- EXERCISE DETAILS -
Show only lines that include "continue".

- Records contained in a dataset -
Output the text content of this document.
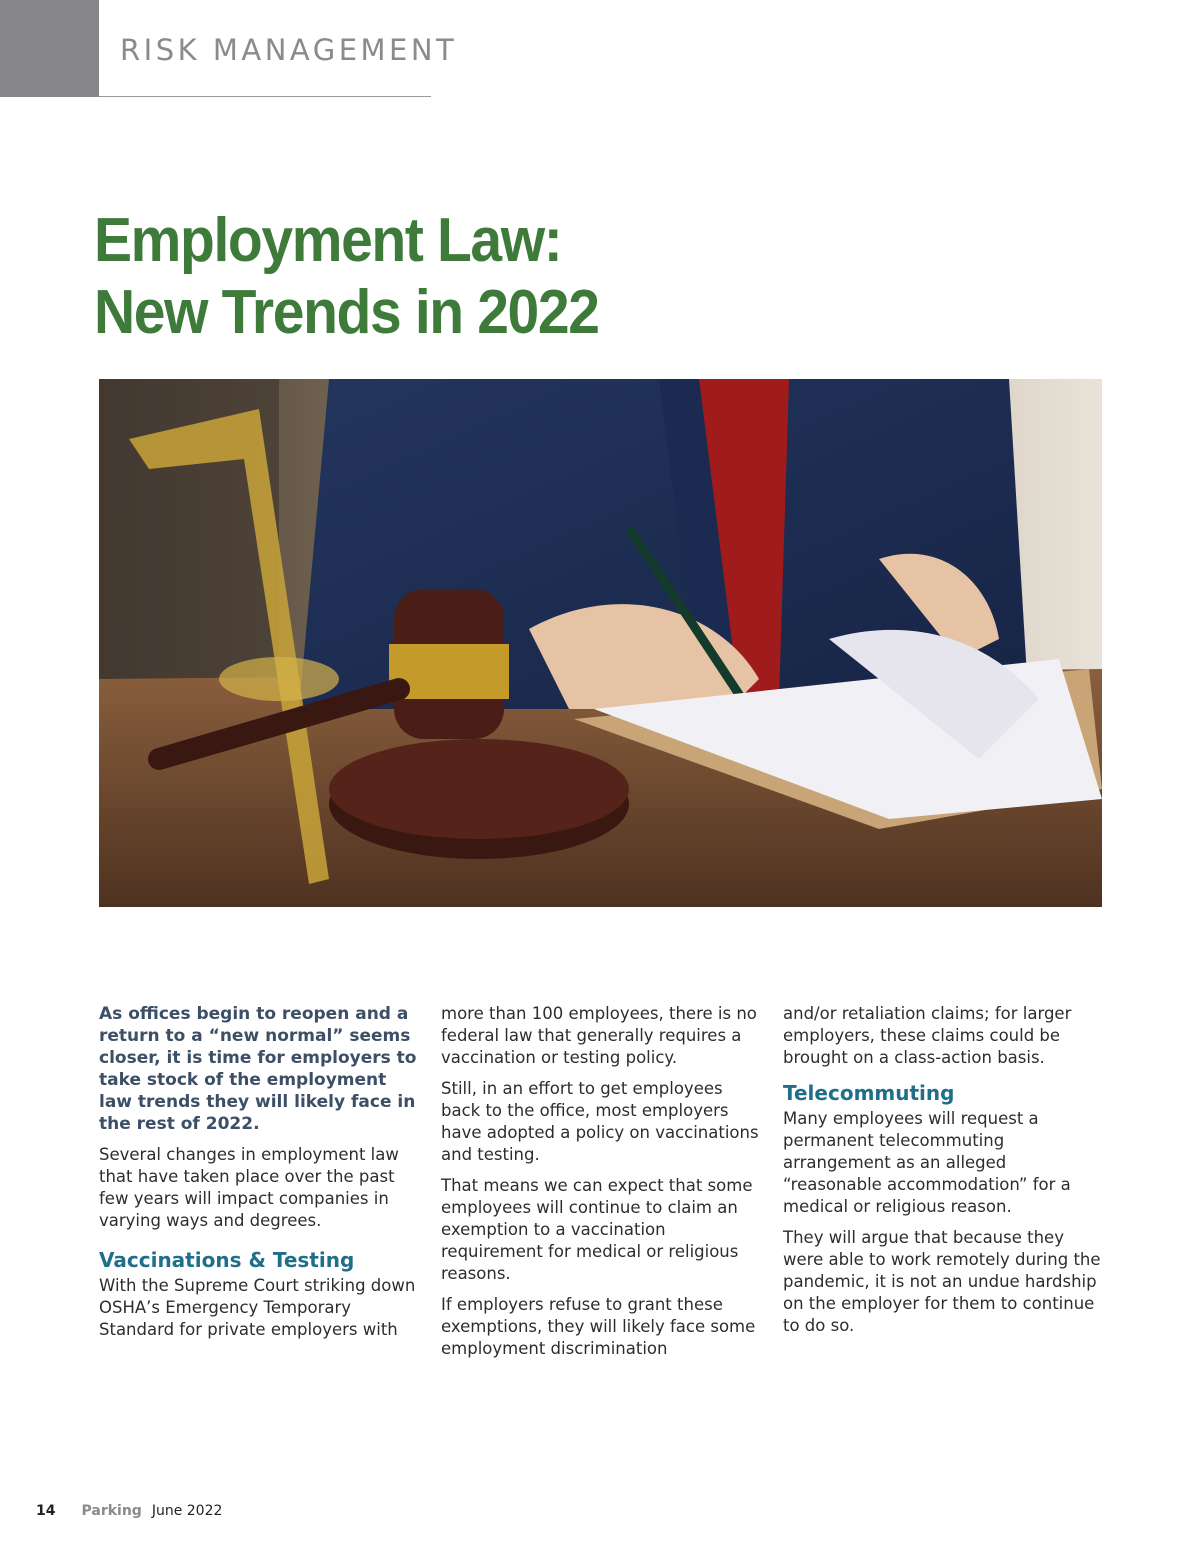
RISK MANAGEMENT
Employment Law:
New Trends in 2022

As offices begin to reopen and a return to a “new normal” seems closer, it is time for employers to take stock of the employment law trends they will likely face in the rest of 2022.

Several changes in employment law that have taken place over the past few years will impact companies in varying ways and degrees.

Vaccinations & Testing

With the Supreme Court striking down OSHA’s Emergency Temporary Standard for private employers with

more than 100 employees, there is no federal law that generally requires a vaccination or testing policy.

Still, in an effort to get employees back to the office, most employers have adopted a policy on vaccinations and testing.

That means we can expect that some employees will continue to claim an exemption to a vaccination requirement for medical or religious reasons.

If employers refuse to grant these exemptions, they will likely face some employment discrimination

and/or retaliation claims; for larger employers, these claims could be brought on a class-action basis.

Telecommuting

Many employees will request a permanent telecommuting arrangement as an alleged “reasonable accommodation” for a medical or religious reason.

They will argue that because they were able to work remotely during the pandemic, it is not an undue hardship on the employer for them to continue to do so.

14 Parking June 2022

- TASK RESPONSE -
That means we can expect that some employees will continue to claim an exemption to a vaccination requirement for medical or religious reasons.
They will argue that because they were able to work remotely during the pandemic, it is not an undue hardship on the employer for them to continue to do so.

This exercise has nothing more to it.